(Extracted records)

★ ★ ★ ★

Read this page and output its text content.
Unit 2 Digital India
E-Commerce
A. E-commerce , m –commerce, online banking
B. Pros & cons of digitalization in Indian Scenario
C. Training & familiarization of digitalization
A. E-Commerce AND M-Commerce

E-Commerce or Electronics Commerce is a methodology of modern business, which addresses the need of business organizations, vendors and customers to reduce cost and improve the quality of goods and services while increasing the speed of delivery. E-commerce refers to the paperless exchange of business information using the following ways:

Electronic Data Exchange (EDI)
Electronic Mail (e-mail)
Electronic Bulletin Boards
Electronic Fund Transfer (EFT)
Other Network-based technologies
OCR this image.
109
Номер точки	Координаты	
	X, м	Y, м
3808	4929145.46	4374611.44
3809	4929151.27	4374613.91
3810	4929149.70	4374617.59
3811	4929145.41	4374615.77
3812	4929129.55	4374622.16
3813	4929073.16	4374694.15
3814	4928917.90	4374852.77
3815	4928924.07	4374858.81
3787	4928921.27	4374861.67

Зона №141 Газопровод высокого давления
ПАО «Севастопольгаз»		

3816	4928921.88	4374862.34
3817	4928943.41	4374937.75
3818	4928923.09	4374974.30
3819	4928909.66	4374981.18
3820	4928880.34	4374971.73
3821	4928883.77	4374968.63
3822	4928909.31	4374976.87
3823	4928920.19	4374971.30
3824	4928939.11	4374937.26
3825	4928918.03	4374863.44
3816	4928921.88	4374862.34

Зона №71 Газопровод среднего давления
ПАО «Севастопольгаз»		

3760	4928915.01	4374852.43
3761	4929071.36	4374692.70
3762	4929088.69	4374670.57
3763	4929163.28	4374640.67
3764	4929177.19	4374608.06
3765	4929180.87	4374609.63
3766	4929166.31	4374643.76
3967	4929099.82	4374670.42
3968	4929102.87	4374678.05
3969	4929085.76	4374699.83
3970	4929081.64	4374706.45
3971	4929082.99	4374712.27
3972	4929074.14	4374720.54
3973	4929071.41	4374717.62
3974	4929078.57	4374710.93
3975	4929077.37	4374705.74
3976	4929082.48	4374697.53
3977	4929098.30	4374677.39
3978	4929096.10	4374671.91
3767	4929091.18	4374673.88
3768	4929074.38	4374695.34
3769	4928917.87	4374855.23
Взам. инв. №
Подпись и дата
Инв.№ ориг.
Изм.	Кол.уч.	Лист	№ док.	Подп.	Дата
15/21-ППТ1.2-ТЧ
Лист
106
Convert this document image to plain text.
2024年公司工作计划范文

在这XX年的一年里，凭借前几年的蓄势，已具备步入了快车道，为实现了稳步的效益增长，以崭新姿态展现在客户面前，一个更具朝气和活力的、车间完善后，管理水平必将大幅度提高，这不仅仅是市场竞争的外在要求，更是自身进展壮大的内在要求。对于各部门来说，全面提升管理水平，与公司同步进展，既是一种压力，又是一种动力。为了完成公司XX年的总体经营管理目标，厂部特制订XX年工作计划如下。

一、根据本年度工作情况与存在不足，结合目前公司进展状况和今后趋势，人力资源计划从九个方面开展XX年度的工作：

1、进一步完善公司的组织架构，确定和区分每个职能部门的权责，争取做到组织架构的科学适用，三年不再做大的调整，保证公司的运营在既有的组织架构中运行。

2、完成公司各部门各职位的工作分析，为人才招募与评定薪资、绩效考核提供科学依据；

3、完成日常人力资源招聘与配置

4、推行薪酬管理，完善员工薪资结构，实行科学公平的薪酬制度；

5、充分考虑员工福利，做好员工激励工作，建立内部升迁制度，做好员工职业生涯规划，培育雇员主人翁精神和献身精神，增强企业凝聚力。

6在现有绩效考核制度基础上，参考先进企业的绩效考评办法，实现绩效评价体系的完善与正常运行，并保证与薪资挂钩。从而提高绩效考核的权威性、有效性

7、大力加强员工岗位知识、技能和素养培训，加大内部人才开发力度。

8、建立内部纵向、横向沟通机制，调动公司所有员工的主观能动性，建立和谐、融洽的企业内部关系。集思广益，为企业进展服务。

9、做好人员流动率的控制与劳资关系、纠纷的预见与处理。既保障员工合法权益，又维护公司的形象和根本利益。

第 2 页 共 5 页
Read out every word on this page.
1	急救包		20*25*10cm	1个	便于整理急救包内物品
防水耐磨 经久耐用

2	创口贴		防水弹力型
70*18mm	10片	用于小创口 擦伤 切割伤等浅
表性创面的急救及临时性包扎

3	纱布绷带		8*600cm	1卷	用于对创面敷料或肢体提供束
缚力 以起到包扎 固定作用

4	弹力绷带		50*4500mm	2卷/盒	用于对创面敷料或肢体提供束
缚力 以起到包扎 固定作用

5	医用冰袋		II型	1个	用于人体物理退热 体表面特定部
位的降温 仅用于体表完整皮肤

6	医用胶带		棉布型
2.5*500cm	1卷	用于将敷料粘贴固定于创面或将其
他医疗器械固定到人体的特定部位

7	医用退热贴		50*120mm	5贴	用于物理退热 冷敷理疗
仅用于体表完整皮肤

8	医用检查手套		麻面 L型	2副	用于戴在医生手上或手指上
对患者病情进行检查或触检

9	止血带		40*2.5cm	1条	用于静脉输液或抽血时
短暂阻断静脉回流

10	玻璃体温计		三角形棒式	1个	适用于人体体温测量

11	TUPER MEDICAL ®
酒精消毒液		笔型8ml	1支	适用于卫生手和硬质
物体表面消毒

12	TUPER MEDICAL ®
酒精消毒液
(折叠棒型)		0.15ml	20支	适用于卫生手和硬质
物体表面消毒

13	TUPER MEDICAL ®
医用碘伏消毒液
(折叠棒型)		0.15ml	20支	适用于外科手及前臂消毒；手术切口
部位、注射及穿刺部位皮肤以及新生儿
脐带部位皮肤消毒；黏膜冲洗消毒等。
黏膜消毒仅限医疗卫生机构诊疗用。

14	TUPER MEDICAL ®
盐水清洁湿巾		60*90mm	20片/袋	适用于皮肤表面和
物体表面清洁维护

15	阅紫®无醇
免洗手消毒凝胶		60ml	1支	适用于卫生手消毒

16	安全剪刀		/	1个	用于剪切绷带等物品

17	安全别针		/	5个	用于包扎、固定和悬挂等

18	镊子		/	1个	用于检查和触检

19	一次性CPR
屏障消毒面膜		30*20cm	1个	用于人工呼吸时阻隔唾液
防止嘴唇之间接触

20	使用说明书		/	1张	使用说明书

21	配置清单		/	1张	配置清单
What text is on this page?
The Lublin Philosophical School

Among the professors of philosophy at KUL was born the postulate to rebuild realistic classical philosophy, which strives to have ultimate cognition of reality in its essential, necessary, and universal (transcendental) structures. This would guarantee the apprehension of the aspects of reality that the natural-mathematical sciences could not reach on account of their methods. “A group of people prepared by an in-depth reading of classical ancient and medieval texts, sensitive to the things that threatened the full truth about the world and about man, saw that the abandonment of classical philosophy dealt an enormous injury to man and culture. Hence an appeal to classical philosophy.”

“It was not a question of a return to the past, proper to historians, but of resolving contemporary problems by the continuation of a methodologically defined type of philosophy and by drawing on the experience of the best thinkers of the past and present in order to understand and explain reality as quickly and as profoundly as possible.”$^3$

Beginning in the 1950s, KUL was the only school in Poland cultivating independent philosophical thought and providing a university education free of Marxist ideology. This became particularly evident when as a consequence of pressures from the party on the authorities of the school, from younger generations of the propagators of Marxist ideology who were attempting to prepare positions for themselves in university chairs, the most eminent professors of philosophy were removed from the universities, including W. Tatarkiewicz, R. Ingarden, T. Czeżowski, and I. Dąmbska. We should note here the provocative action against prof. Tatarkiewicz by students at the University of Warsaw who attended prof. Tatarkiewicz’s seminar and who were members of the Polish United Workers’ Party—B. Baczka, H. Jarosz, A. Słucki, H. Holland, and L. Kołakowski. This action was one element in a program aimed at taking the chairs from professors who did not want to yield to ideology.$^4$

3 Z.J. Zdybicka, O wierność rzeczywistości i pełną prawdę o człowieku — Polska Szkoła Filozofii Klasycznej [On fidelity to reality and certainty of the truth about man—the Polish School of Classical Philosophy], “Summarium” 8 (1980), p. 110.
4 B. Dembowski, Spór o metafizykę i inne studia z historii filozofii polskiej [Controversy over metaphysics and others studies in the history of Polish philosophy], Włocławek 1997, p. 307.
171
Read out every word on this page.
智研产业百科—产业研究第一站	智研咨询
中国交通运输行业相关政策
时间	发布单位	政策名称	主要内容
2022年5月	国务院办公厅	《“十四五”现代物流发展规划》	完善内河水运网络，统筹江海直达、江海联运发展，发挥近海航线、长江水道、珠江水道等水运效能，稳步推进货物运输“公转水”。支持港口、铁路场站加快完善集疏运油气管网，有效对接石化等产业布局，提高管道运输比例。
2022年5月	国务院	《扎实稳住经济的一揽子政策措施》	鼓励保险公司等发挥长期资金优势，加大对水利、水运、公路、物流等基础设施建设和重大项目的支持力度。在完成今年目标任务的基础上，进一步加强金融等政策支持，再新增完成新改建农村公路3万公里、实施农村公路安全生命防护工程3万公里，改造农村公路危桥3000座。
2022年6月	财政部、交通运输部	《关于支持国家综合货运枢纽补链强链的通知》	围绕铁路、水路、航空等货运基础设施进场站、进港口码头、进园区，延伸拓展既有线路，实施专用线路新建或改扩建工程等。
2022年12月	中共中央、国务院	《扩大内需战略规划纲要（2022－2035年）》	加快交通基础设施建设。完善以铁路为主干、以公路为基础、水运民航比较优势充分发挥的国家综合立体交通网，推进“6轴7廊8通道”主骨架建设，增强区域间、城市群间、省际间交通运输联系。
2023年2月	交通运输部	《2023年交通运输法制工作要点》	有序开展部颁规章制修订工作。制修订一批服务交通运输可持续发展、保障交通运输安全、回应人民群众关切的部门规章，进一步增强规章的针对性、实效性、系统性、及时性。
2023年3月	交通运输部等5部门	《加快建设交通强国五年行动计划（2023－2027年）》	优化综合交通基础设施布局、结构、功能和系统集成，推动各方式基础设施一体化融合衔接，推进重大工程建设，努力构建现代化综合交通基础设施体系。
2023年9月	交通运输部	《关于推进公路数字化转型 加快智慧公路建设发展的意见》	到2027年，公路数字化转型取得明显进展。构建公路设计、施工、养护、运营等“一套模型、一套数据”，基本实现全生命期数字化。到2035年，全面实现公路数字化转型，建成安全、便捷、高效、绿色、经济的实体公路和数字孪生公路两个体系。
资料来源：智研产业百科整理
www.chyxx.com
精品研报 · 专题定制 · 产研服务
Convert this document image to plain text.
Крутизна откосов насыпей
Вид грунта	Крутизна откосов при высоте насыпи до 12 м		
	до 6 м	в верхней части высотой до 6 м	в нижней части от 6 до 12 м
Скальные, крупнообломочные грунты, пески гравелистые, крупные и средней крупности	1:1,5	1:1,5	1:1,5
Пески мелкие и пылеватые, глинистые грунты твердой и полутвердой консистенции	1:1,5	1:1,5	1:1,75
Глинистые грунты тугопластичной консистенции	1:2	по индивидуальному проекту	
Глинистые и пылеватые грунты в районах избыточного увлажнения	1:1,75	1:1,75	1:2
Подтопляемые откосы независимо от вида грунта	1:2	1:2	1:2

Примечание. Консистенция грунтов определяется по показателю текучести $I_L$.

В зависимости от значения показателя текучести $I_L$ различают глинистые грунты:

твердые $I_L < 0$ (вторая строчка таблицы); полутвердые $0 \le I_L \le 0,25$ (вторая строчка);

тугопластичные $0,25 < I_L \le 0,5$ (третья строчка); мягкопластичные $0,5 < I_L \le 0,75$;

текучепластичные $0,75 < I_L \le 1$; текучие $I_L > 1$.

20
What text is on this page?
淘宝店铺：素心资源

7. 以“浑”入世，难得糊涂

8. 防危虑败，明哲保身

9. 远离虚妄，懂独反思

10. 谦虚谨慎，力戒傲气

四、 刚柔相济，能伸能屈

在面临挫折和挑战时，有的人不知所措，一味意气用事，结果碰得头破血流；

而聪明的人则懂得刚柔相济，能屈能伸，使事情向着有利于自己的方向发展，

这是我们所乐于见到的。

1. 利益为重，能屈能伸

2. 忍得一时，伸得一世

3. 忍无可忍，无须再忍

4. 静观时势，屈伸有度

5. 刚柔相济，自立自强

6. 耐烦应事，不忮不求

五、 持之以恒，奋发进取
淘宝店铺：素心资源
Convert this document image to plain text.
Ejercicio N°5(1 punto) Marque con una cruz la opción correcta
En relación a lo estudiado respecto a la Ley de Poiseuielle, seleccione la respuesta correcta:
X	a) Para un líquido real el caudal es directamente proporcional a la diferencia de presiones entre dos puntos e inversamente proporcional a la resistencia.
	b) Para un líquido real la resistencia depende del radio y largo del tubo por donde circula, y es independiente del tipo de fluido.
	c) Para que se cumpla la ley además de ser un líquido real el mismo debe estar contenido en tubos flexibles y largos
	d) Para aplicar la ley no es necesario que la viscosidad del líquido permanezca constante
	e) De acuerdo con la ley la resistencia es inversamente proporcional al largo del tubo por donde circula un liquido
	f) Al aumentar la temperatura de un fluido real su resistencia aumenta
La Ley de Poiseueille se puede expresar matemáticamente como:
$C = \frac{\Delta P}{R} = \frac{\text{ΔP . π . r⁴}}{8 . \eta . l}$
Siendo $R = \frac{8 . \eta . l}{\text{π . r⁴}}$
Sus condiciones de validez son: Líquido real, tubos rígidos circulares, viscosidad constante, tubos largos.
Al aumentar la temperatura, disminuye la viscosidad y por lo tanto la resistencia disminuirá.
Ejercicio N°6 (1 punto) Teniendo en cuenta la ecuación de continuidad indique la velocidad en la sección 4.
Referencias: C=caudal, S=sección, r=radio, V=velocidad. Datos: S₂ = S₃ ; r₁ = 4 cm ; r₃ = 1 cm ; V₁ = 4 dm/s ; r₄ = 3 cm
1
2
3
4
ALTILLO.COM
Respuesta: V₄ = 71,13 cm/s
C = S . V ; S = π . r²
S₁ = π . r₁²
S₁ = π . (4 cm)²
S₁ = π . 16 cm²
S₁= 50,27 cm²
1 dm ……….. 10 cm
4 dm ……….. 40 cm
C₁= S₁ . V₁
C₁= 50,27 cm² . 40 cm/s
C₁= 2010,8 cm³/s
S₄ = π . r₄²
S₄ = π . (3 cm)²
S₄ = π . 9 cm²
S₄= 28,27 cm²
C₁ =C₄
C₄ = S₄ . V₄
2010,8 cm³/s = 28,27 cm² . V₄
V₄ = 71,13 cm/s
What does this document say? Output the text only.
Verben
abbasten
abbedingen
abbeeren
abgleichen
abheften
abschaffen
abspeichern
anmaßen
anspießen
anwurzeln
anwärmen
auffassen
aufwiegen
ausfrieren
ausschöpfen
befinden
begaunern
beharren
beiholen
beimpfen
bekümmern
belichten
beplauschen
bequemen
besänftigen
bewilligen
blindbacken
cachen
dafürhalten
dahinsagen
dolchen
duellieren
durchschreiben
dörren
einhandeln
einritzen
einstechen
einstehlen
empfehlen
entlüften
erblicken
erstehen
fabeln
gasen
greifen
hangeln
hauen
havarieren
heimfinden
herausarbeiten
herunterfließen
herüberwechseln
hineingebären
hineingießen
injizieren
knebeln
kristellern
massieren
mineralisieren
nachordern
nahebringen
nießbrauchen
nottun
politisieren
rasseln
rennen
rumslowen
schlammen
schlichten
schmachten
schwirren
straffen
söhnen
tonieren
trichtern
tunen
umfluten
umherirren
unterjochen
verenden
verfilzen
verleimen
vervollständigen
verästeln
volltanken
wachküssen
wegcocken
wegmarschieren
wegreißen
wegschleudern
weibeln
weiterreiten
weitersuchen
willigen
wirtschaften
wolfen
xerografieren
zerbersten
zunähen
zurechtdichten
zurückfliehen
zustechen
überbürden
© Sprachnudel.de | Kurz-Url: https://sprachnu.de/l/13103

★ ★ ★ ★

AIM OF THE EXERCISE: Using the records above, find and show each line with the string "digitalization".

EXPECTED OUTPUT:
B. Pros & cons of digitalization in Indian Scenario
C. Training & familiarization of digitalization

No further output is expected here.